TASK DIRECTIONS — In the toast options text below, list every option whose type is given as boolean.

TEXT SECTION —
Which corner of the viewport the stack anchors to. Bottom-right is the dashboard default; top-center is common for marketing or onboarding flows where the user’s eye is already near the top.

richColors boolean Optional Default false

When true, success, error, warning, and info toasts render on semantically tinted backgrounds. Off by default so toasts stay visually quiet; turn on per-app if you want the extra signal.

expand boolean Optional Default false

When true, stacked toasts are all fully visible instead of collapsing behind the topmost one. Useful when multiple notifications fire in rapid succession and the user should see all of them.

duration number Optional Default 4000

Default milliseconds before a toast auto-dismisses. Override per toast by passing duration in the toast(...) options. Use Infinity to require an explicit dismiss (pair with closeButton).

visibleToasts number Optional Default 3

How many toasts are visible at once; additional toasts queue and surface as older ones dismiss.

closeButton boolean Optional Default false

When true, every toast renders a close (x) affordance. Recommended when duration is very long or Infinity.

theme "light" | "dark" | "system" Optional Default "system"

Follows next-themes automatically; override only when you need to pin a specific theme for a subtree.

hotkey string[] Optional Default ["altKey", "KeyT"]

Key combination that focuses the toast region so keyboard users can reach action buttons. Provide as an array of KeyboardEvent property names.

offset string | number | Offset Optional

Pixel offset from the chosen position. Pass a single value to apply to both axes, or an object like { top, right, bottom, left } to target individual edges.

toastOptions ToastOptions Optional

Default options merged into every toast. Our wrapper already wires the product’s bg-background, text-content, and border-border tokens here; override sparingly.

containerAriaLabel string Optional Default "Notifications"

Accessible name for the live region.

toast(...)

The imperative entry point. Every variant returns a toast id you can pass to toast.dismiss(id) to dismiss early.

toast(message, options?)
toast.success(message, options?)
toast.error(message, options?)
toast.info(message, options?)
toast.warning(message, options?)
toast.loading(message, options?)
toast.message(message, options?)
toast.promise(promise, { loading, success, error })
toast.custom((id) => <MyToast id={id} />, options?)
toast.dismiss(id?)
message ReactNode Optional

The title of the toast. Keep it short — one line, active voice (“Saved”, “Key rotated”, “Invite sent”). Detail goes in description.

options.description ReactNode Optional

A second line of body copy rendered beneath the title in muted color.

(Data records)

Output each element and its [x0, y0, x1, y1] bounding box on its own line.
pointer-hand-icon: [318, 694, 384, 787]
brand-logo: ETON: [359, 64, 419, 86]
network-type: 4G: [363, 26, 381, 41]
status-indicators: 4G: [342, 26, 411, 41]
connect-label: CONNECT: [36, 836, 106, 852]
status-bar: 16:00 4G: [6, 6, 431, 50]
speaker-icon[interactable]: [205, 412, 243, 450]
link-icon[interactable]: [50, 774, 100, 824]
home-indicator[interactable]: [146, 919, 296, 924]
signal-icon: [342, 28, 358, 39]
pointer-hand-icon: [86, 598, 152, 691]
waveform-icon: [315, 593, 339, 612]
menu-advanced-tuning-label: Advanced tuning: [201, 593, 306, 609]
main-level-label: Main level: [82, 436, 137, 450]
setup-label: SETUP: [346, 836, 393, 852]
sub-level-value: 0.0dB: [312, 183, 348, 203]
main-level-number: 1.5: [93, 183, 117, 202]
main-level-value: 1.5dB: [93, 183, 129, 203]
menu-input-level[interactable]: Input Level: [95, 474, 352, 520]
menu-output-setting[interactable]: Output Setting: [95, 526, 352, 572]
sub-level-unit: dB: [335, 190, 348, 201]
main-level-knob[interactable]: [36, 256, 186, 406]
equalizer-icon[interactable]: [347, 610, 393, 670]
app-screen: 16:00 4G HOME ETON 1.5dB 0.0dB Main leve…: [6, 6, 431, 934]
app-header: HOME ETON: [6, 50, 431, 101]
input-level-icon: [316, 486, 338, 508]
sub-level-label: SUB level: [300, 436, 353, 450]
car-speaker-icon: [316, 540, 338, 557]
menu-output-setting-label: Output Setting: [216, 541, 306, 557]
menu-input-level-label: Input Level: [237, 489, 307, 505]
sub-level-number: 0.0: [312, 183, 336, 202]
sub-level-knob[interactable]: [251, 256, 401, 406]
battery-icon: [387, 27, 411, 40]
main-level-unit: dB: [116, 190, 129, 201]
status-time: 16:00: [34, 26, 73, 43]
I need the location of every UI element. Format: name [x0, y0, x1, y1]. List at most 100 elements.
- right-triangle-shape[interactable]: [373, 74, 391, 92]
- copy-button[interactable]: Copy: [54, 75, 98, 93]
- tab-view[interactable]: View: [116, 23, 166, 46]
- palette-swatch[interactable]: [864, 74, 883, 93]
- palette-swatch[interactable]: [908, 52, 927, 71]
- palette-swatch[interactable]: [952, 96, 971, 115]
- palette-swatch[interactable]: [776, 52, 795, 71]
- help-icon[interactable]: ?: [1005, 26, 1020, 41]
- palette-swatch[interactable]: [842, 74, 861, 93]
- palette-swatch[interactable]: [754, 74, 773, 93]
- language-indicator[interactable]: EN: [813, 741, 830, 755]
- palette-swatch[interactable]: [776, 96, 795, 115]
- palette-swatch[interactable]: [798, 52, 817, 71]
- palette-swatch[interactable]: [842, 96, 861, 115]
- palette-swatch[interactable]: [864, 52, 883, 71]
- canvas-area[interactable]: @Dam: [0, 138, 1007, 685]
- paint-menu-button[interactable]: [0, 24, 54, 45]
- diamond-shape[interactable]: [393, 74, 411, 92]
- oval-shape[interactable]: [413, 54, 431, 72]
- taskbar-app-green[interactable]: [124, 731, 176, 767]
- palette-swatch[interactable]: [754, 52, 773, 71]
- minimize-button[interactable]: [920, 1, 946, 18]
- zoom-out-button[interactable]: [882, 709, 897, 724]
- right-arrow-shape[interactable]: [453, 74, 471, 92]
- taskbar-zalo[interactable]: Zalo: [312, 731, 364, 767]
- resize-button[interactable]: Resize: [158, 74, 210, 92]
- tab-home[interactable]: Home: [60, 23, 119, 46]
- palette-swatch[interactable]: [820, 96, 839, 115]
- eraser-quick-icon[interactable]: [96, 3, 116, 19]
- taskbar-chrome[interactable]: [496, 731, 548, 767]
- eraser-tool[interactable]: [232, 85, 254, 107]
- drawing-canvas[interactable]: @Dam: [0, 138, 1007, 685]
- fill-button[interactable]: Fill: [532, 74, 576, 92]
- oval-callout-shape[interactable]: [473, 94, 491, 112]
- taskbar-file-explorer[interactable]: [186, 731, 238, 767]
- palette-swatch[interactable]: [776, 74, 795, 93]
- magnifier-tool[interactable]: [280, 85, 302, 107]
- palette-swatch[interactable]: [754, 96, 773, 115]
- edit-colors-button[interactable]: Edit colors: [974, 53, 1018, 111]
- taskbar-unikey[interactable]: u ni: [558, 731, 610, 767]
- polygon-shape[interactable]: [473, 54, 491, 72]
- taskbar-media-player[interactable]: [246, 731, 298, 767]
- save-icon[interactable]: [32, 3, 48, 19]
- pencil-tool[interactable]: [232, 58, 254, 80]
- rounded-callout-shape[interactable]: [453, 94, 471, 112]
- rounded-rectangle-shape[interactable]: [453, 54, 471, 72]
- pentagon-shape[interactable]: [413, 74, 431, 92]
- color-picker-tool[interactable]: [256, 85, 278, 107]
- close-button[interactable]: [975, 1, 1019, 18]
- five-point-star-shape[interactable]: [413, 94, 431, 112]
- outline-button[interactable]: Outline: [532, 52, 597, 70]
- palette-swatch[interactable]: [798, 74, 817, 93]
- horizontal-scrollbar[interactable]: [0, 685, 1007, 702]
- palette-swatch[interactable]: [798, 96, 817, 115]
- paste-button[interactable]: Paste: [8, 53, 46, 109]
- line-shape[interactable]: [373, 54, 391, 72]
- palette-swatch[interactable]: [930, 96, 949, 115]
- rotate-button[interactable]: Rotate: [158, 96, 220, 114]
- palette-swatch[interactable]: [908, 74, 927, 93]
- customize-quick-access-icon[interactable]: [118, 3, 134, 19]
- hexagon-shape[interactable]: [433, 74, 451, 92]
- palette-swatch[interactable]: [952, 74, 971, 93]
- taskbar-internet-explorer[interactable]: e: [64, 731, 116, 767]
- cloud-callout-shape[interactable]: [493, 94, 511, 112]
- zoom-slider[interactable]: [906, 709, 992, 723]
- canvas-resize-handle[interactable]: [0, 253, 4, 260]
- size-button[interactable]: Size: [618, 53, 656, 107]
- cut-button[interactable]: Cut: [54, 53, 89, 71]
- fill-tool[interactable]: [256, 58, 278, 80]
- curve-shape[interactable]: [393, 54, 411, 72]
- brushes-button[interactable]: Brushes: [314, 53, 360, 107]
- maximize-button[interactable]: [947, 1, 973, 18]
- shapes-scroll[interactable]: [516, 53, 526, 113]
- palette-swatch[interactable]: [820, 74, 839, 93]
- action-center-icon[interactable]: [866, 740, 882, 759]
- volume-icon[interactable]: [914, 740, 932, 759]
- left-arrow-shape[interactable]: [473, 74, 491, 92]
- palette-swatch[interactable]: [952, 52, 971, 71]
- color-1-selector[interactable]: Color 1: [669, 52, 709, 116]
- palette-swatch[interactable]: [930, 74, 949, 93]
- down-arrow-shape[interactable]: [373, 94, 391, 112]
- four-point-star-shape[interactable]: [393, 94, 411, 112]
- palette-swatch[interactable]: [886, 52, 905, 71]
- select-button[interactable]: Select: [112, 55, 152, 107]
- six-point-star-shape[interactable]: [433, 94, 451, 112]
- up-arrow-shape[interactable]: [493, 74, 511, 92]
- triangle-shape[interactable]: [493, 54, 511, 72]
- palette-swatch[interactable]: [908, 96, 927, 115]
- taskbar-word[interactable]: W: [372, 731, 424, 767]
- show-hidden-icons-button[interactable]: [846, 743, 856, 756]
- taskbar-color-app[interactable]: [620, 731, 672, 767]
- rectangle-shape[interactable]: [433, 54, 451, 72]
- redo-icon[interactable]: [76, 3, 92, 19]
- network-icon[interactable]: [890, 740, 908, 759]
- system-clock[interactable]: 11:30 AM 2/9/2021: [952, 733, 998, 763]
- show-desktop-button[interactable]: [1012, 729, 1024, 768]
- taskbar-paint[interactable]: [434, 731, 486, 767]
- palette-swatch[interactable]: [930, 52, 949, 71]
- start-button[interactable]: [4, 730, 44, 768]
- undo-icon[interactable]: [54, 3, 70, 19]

RESPONSE TO THIS TASK — richColors, expand, closeButton